The answer should consist of each line from the data below that includes "author".

Data listing:
/---

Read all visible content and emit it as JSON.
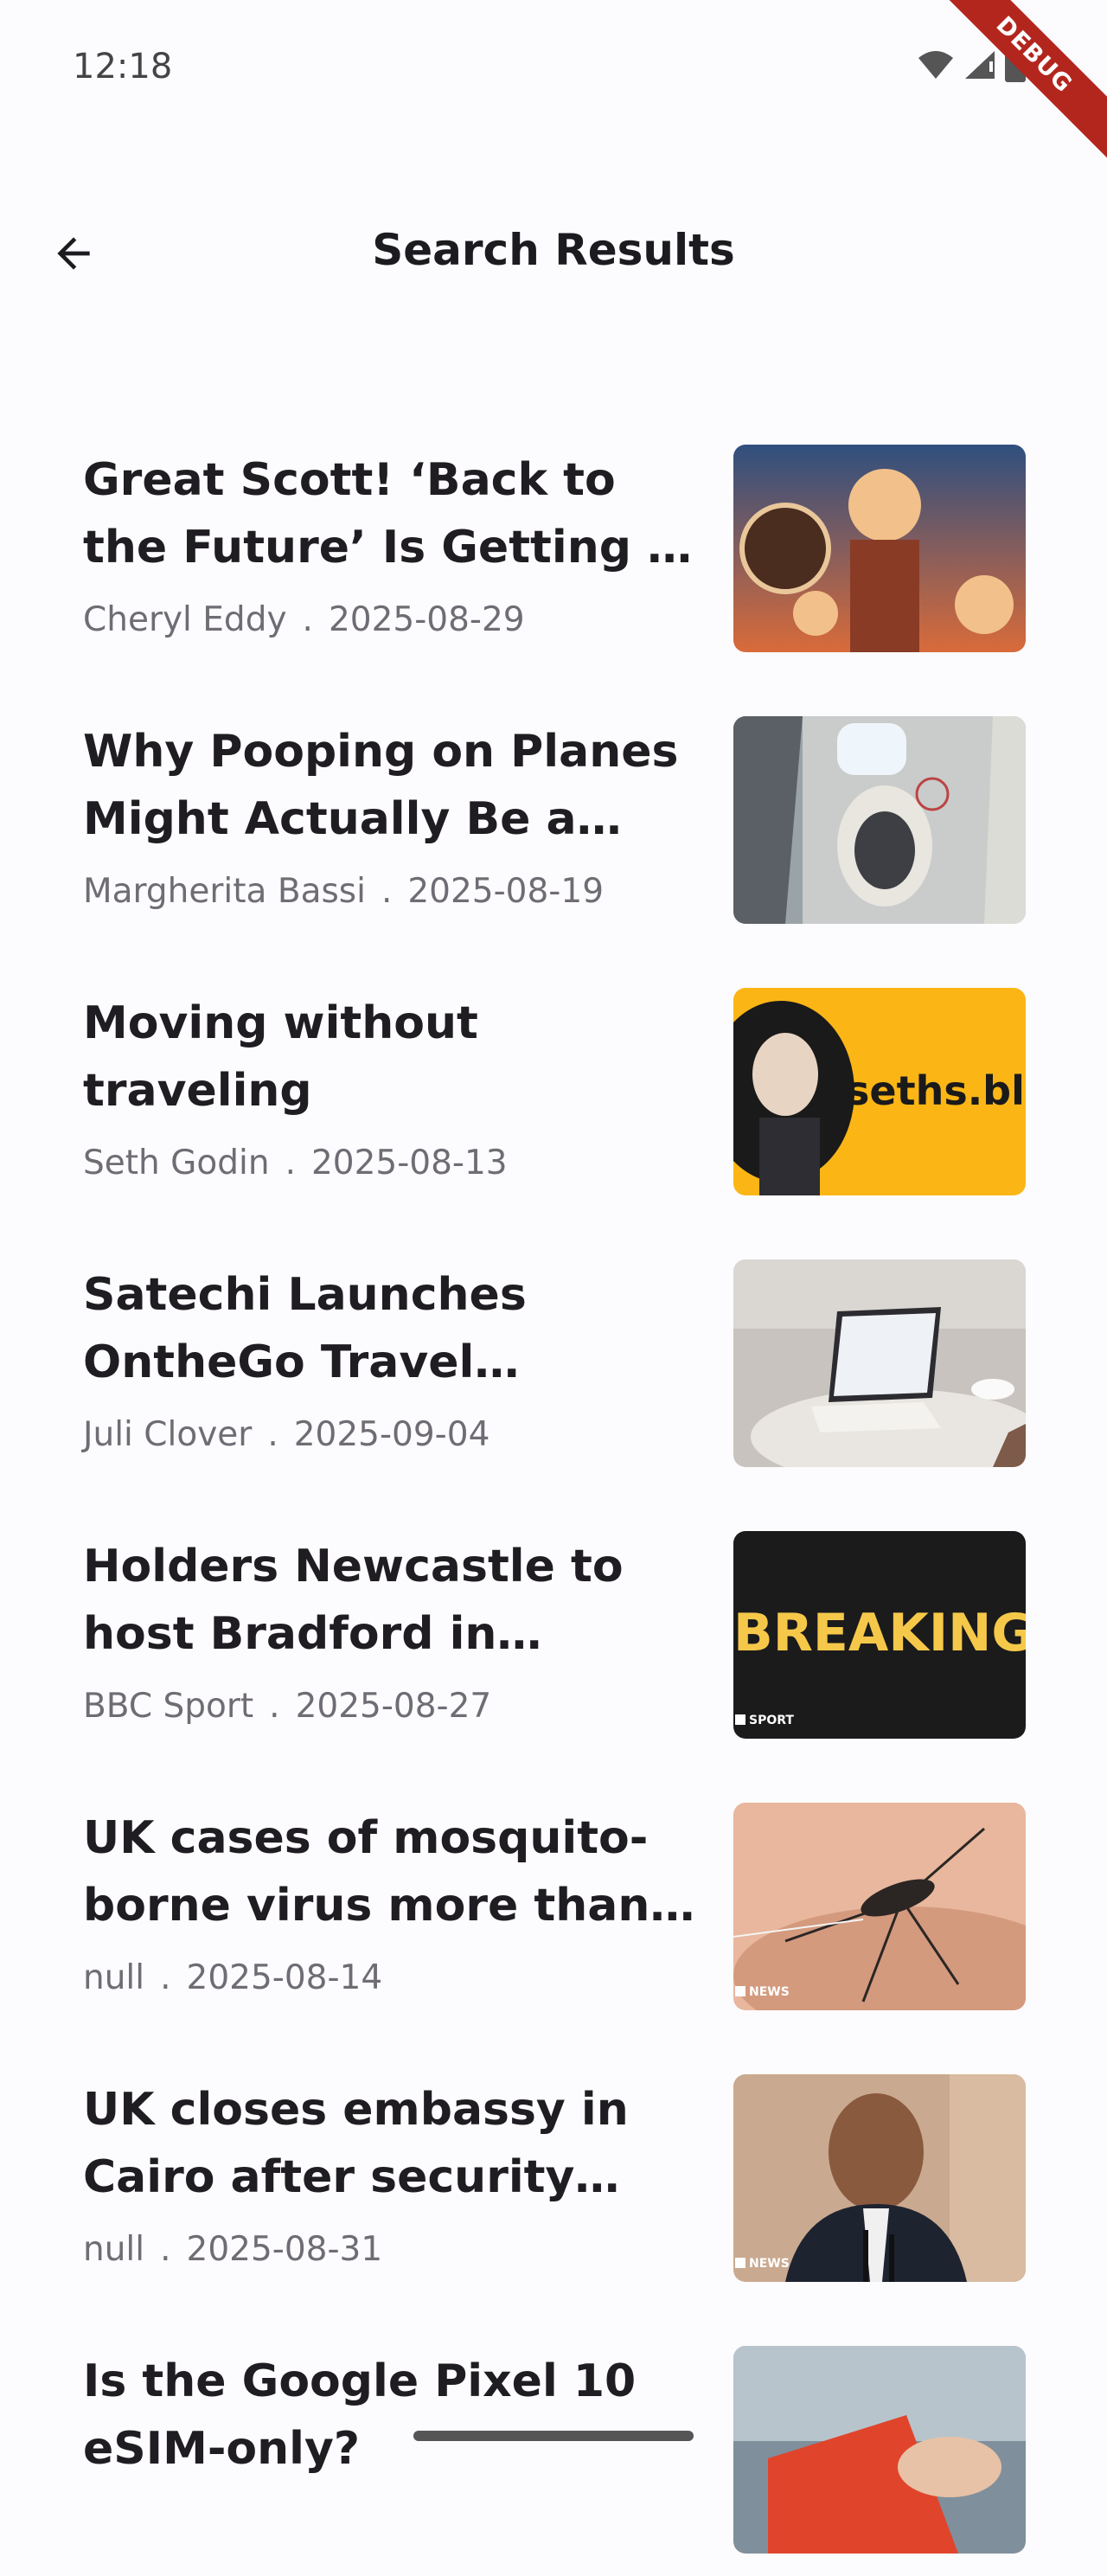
{
  "status_bar": {
    "time": "12:18",
    "debug_label": "DEBUG"
  },
  "app_bar": {
    "title": "Search Results"
  },
  "articles": [
    {
      "title": "Great Scott! ‘Back to the Future’ Is Getting a Snazzy New Release",
      "author": "Cheryl Eddy",
      "date": "2025-08-29",
      "thumb_colors": [
        "#2f4f7f",
        "#d96b3a",
        "#f2c08a"
      ]
    },
    {
      "title": "Why Pooping on Planes Might Actually Be a Good Idea",
      "author": "Margherita Bassi",
      "date": "2025-08-19",
      "thumb_colors": [
        "#9aa3a8",
        "#dcdcd6",
        "#3d3f44"
      ]
    },
    {
      "title": "Moving without traveling",
      "author": "Seth Godin",
      "date": "2025-08-13",
      "thumb_colors": [
        "#fbb616",
        "#1a1a1a",
        "#e8d4c2"
      ],
      "thumb_text": "seths.blo"
    },
    {
      "title": "Satechi Launches OntheGo Travel Bluetooth Keyboard",
      "author": "Juli Clover",
      "date": "2025-09-04",
      "thumb_colors": [
        "#c9c3bf",
        "#e9e6e2",
        "#7d5a4a"
      ]
    },
    {
      "title": "Holders Newcastle to host Bradford in Carabao Cup",
      "author": "BBC Sport",
      "date": "2025-08-27",
      "thumb_colors": [
        "#1b1b1b",
        "#f6c84a",
        "#ffffff"
      ],
      "thumb_text": "BREAKING",
      "thumb_badge": "SPORT"
    },
    {
      "title": "UK cases of mosquito-borne virus more than double",
      "author": "null",
      "date": "2025-08-14",
      "thumb_colors": [
        "#e8b79d",
        "#d49a7e",
        "#2b2624"
      ],
      "thumb_badge": "NEWS"
    },
    {
      "title": "UK closes embassy in Cairo after security barriers removed",
      "author": "null",
      "date": "2025-08-31",
      "thumb_colors": [
        "#c9a98f",
        "#1e2330",
        "#e7c8b0"
      ],
      "thumb_badge": "NEWS"
    },
    {
      "title": "Is the Google Pixel 10 eSIM-only?",
      "author": "",
      "date": "",
      "thumb_colors": [
        "#7f8f9c",
        "#e0452c",
        "#b7c4cc"
      ]
    }
  ]
}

\---

Output for this task:
      "author": "Cheryl Eddy",
      "author": "Margherita Bassi",
      "author": "Seth Godin",
      "author": "Juli Clover",
      "author": "BBC Sport",
      "author": "null",
      "author": "null",
      "author": "",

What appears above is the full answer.